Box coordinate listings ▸

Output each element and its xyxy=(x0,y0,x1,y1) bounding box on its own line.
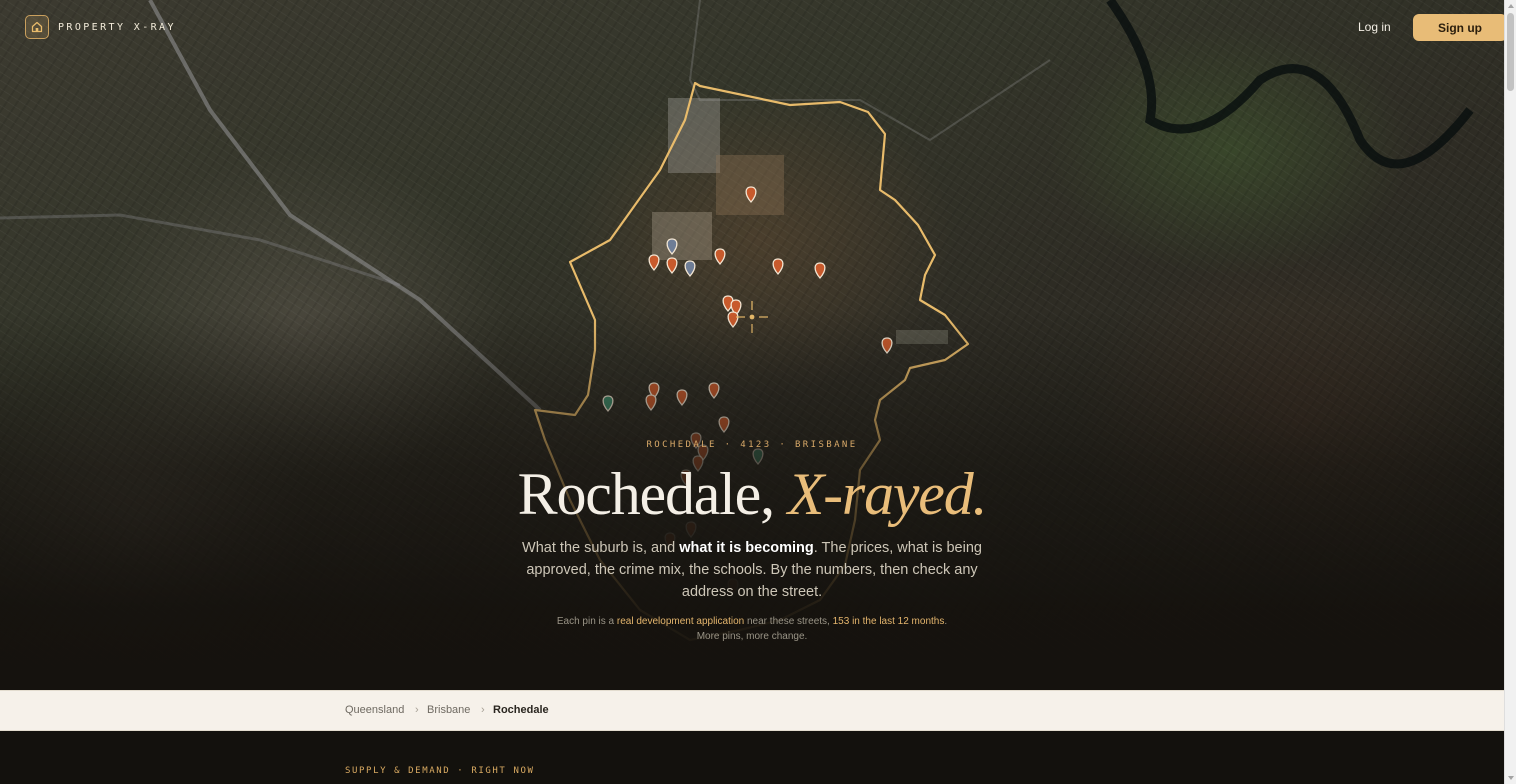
hero-note: Each pin is a real development applicati… xyxy=(520,614,984,644)
breadcrumb-item-brisbane[interactable]: Brisbane xyxy=(427,704,470,716)
hero-eyebrow: ROCHEDALE · 4123 · BRISBANE xyxy=(646,440,858,450)
note-highlight-1: real development application xyxy=(616,616,745,627)
scroll-up-icon[interactable] xyxy=(1508,4,1514,8)
brand-link[interactable]: PROPERTY X-RAY xyxy=(25,15,176,39)
section-eyebrow: SUPPLY & DEMAND · RIGHT NOW xyxy=(345,766,535,776)
hero-lead: What the suburb is, and what it is becom… xyxy=(512,537,992,603)
lead-bold: what it is becoming xyxy=(679,540,814,556)
hero-title: Rochedale, X-rayed. xyxy=(0,457,1504,531)
note-highlight-2: 153 in the last 12 months xyxy=(832,616,945,627)
breadcrumb-separator: › xyxy=(415,704,419,716)
signup-button[interactable]: Sign up xyxy=(1413,14,1507,41)
breadcrumb-item-rochedale: Rochedale xyxy=(493,704,549,716)
brand-name: PROPERTY X-RAY xyxy=(58,21,176,33)
note-part-2: near these streets, xyxy=(744,616,833,627)
house-icon xyxy=(25,15,49,39)
note-part-1: Each pin is a xyxy=(556,616,617,627)
login-link[interactable]: Log in xyxy=(1358,20,1391,34)
hero-section: ROCHEDALE · 4123 · BRISBANE Rochedale, X… xyxy=(0,0,1504,690)
lead-part-1: What the suburb is, and xyxy=(522,540,680,556)
breadcrumb: Queensland › Brisbane › Rochedale xyxy=(0,690,1504,731)
breadcrumb-item-queensland[interactable]: Queensland xyxy=(345,704,404,716)
page-scrollbar[interactable] xyxy=(1504,0,1516,784)
supply-demand-section: SUPPLY & DEMAND · RIGHT NOW xyxy=(0,731,1504,784)
breadcrumb-separator: › xyxy=(481,704,485,716)
scrollbar-thumb[interactable] xyxy=(1507,13,1514,91)
hero-title-main: Rochedale, xyxy=(517,461,775,527)
note-part-3: . xyxy=(944,616,948,627)
scroll-down-icon[interactable] xyxy=(1508,776,1514,780)
note-line-2: More pins, more change. xyxy=(696,631,808,642)
hero-title-accent: X-rayed. xyxy=(787,461,988,527)
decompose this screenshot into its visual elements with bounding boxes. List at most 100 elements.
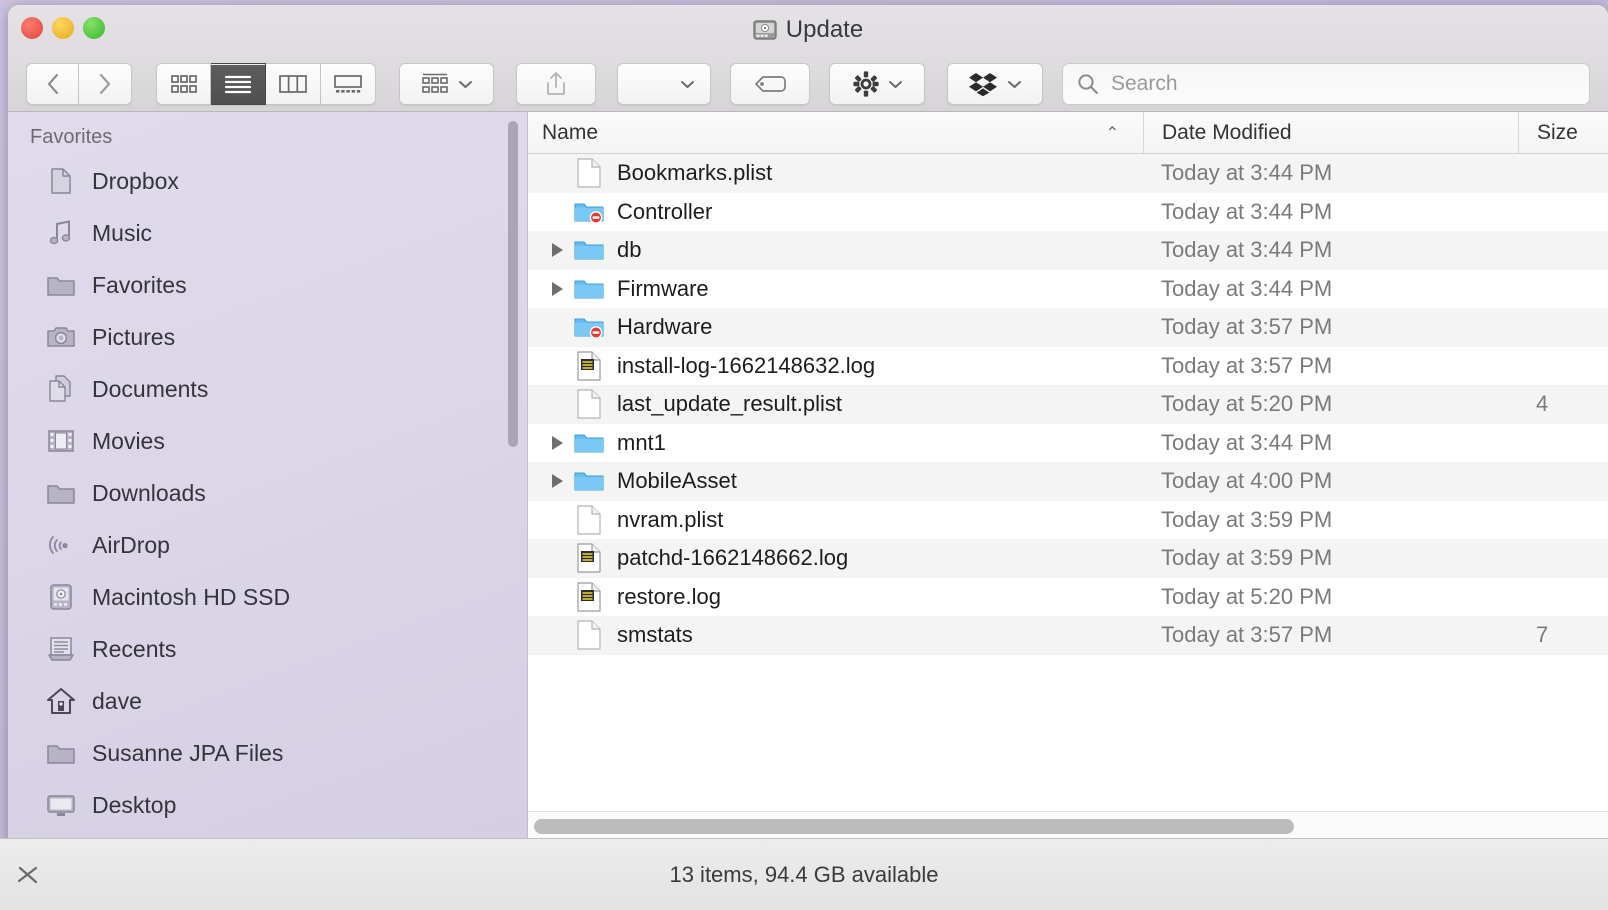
chevron-down-icon bbox=[681, 80, 694, 88]
file-date-cell: Today at 3:57 PM bbox=[1161, 622, 1333, 648]
file-name-label: Bookmarks.plist bbox=[617, 160, 773, 186]
table-row[interactable]: smstats Today at 3:57 PM 7 bbox=[528, 616, 1608, 655]
share-button[interactable] bbox=[516, 63, 596, 105]
column-header-size-label: Size bbox=[1537, 120, 1578, 144]
plist-document-icon bbox=[572, 158, 606, 188]
column-header-date-modified[interactable]: Date Modified bbox=[1143, 112, 1518, 153]
folder-icon bbox=[46, 270, 76, 300]
horizontal-scrollbar[interactable] bbox=[528, 811, 1608, 841]
folder-icon bbox=[572, 277, 606, 301]
window-body: Favorites Dropbox Music Favorites Pictures D… bbox=[8, 112, 1608, 889]
sidebar-item-downloads[interactable]: Downloads bbox=[8, 467, 527, 519]
sidebar-item-macintosh-hd-ssd[interactable]: Macintosh HD SSD bbox=[8, 571, 527, 623]
table-row[interactable]: Firmware Today at 3:44 PM bbox=[528, 269, 1608, 308]
search-field[interactable]: Search bbox=[1062, 63, 1590, 105]
file-name-label: nvram.plist bbox=[617, 506, 724, 532]
file-name-label: restore.log bbox=[617, 583, 721, 609]
sidebar-item-music[interactable]: Music bbox=[8, 207, 527, 259]
sidebar-item-recents[interactable]: Recents bbox=[8, 623, 527, 675]
column-header-date-label: Date Modified bbox=[1162, 120, 1292, 144]
sidebar-scrollbar[interactable] bbox=[508, 121, 518, 447]
film-icon bbox=[46, 426, 76, 456]
sidebar-item-dave[interactable]: dave bbox=[8, 675, 527, 727]
column-view-button[interactable] bbox=[266, 63, 321, 105]
icon-view-button[interactable] bbox=[156, 63, 211, 105]
table-row[interactable]: last_update_result.plist Today at 5:20 P… bbox=[528, 385, 1608, 424]
documents-icon bbox=[46, 374, 76, 404]
sidebar-item-label: Desktop bbox=[92, 791, 177, 818]
folder-icon bbox=[572, 238, 606, 262]
sidebar-item-documents[interactable]: Documents bbox=[8, 363, 527, 415]
finder-window: Update Search Favorites Dropbox Music Fa… bbox=[8, 5, 1608, 889]
file-name-label: MobileAsset bbox=[617, 468, 737, 494]
table-row[interactable]: nvram.plist Today at 3:59 PM bbox=[528, 500, 1608, 539]
sidebar: Favorites Dropbox Music Favorites Pictures D… bbox=[8, 112, 528, 889]
column-view-icon bbox=[279, 75, 307, 93]
folder-icon bbox=[46, 738, 76, 768]
settings-menu-button[interactable] bbox=[829, 63, 925, 105]
file-date-cell: Today at 5:20 PM bbox=[1161, 583, 1333, 609]
sidebar-item-pictures[interactable]: Pictures bbox=[8, 311, 527, 363]
file-name-cell: Controller bbox=[528, 199, 1143, 225]
file-date-cell: Today at 3:57 PM bbox=[1161, 314, 1333, 340]
chevron-right-icon bbox=[99, 73, 111, 95]
action-menu-button[interactable] bbox=[617, 63, 711, 105]
folder-icon bbox=[572, 431, 606, 455]
table-row[interactable]: Hardware Today at 3:57 PM bbox=[528, 308, 1608, 347]
sidebar-item-movies[interactable]: Movies bbox=[8, 415, 527, 467]
folder-no-access-icon bbox=[572, 200, 606, 224]
file-name-cell: patchd-1662148662.log bbox=[528, 543, 1143, 573]
share-icon bbox=[547, 72, 565, 95]
sidebar-section-favorites: Favorites bbox=[30, 126, 113, 148]
dropbox-menu-button[interactable] bbox=[947, 63, 1043, 105]
arrange-button[interactable] bbox=[399, 63, 494, 105]
sidebar-item-desktop[interactable]: Desktop bbox=[8, 779, 527, 831]
chevron-down-icon bbox=[1008, 80, 1021, 88]
sidebar-item-susanne-jpa-files[interactable]: Susanne JPA Files bbox=[8, 727, 527, 779]
table-row[interactable]: mnt1 Today at 3:44 PM bbox=[528, 423, 1608, 462]
sidebar-item-airdrop[interactable]: AirDrop bbox=[8, 519, 527, 571]
table-row[interactable]: db Today at 3:44 PM bbox=[528, 231, 1608, 270]
plist-document-icon bbox=[572, 620, 606, 650]
camera-icon bbox=[46, 322, 76, 352]
chevron-down-icon bbox=[888, 80, 902, 88]
file-name-cell: smstats bbox=[528, 620, 1143, 650]
disclosure-triangle-icon[interactable] bbox=[542, 281, 572, 296]
file-name-cell: install-log-1662148632.log bbox=[528, 351, 1143, 381]
log-document-icon bbox=[572, 582, 606, 612]
log-document-icon bbox=[572, 543, 606, 573]
table-row[interactable]: restore.log Today at 5:20 PM bbox=[528, 577, 1608, 616]
file-name-label: last_update_result.plist bbox=[617, 391, 843, 417]
list-view-button[interactable] bbox=[211, 63, 266, 105]
file-name-cell: db bbox=[528, 237, 1143, 263]
folder-icon bbox=[572, 469, 606, 493]
disclosure-triangle-icon[interactable] bbox=[542, 474, 572, 489]
disclosure-triangle-icon[interactable] bbox=[542, 435, 572, 450]
column-header-name[interactable]: Name ⌃ bbox=[528, 121, 1143, 145]
file-name-cell: Bookmarks.plist bbox=[528, 158, 1143, 188]
sidebar-item-label: Documents bbox=[92, 375, 209, 402]
table-row[interactable]: MobileAsset Today at 4:00 PM bbox=[528, 462, 1608, 501]
sidebar-item-favorites[interactable]: Favorites bbox=[8, 259, 527, 311]
table-row[interactable]: install-log-1662148632.log Today at 3:57… bbox=[528, 346, 1608, 385]
gallery-view-button[interactable] bbox=[321, 63, 376, 105]
file-date-cell: Today at 3:44 PM bbox=[1161, 429, 1333, 455]
icon-view-icon bbox=[170, 75, 197, 93]
disclosure-triangle-icon[interactable] bbox=[542, 243, 572, 258]
forward-button[interactable] bbox=[79, 63, 132, 105]
table-row[interactable]: Controller Today at 3:44 PM bbox=[528, 192, 1608, 231]
column-header-size[interactable]: Size bbox=[1518, 112, 1608, 153]
markup-tool-icon[interactable] bbox=[14, 861, 42, 889]
sidebar-item-label: AirDrop bbox=[92, 531, 170, 558]
tag-button[interactable] bbox=[730, 63, 810, 105]
sidebar-item-list: Dropbox Music Favorites Pictures Documents Mo… bbox=[8, 155, 527, 831]
sidebar-item-label: Downloads bbox=[92, 479, 206, 506]
horizontal-scrollbar-thumb[interactable] bbox=[534, 819, 1294, 834]
file-name-cell: mnt1 bbox=[528, 430, 1143, 456]
sidebar-item-label: Pictures bbox=[92, 323, 176, 350]
back-button[interactable] bbox=[26, 63, 79, 105]
table-row[interactable]: patchd-1662148662.log Today at 3:59 PM bbox=[528, 539, 1608, 578]
table-row[interactable]: Bookmarks.plist Today at 3:44 PM bbox=[528, 154, 1608, 193]
sidebar-item-dropbox[interactable]: Dropbox bbox=[8, 155, 527, 207]
gallery-view-icon bbox=[334, 75, 362, 93]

SHORT PROBLEM ▸ Set down again, unchanged, every line of the material from the one containing "chevron-down-icon bbox=[681, 80, 694, 88]" down to the one containing "623, 527, 675]", both included.

FULL OUTPUT ▸
chevron-down-icon bbox=[681, 80, 694, 88]
file-date-cell: Today at 3:57 PM bbox=[1161, 622, 1333, 648]
file-name-label: Bookmarks.plist bbox=[617, 160, 773, 186]
table-row[interactable]: smstats Today at 3:57 PM 7 bbox=[528, 616, 1608, 655]
share-button[interactable] bbox=[516, 63, 596, 105]
column-header-size-label: Size bbox=[1537, 120, 1578, 144]
plist-document-icon bbox=[572, 158, 606, 188]
column-header-date-modified[interactable]: Date Modified bbox=[1143, 112, 1518, 153]
folder-icon bbox=[46, 270, 76, 300]
horizontal-scrollbar[interactable] bbox=[528, 811, 1608, 841]
folder-icon bbox=[572, 277, 606, 301]
window-body: Favorites Dropbox Music Favorites Pictures D… bbox=[8, 112, 1608, 889]
sidebar-item-downloads[interactable]: Downloads bbox=[8, 467, 527, 519]
sidebar-item-macintosh-hd-ssd[interactable]: Macintosh HD SSD bbox=[8, 571, 527, 623]
table-row[interactable]: Firmware Today at 3:44 PM bbox=[528, 269, 1608, 308]
search-field[interactable]: Search bbox=[1062, 63, 1590, 105]
file-name-label: nvram.plist bbox=[617, 506, 724, 532]
file-name-label: restore.log bbox=[617, 583, 721, 609]
sidebar-item-music[interactable]: Music bbox=[8, 207, 527, 259]
sidebar-item-recents[interactable]: Recents bbox=[8, 623, 527, 675]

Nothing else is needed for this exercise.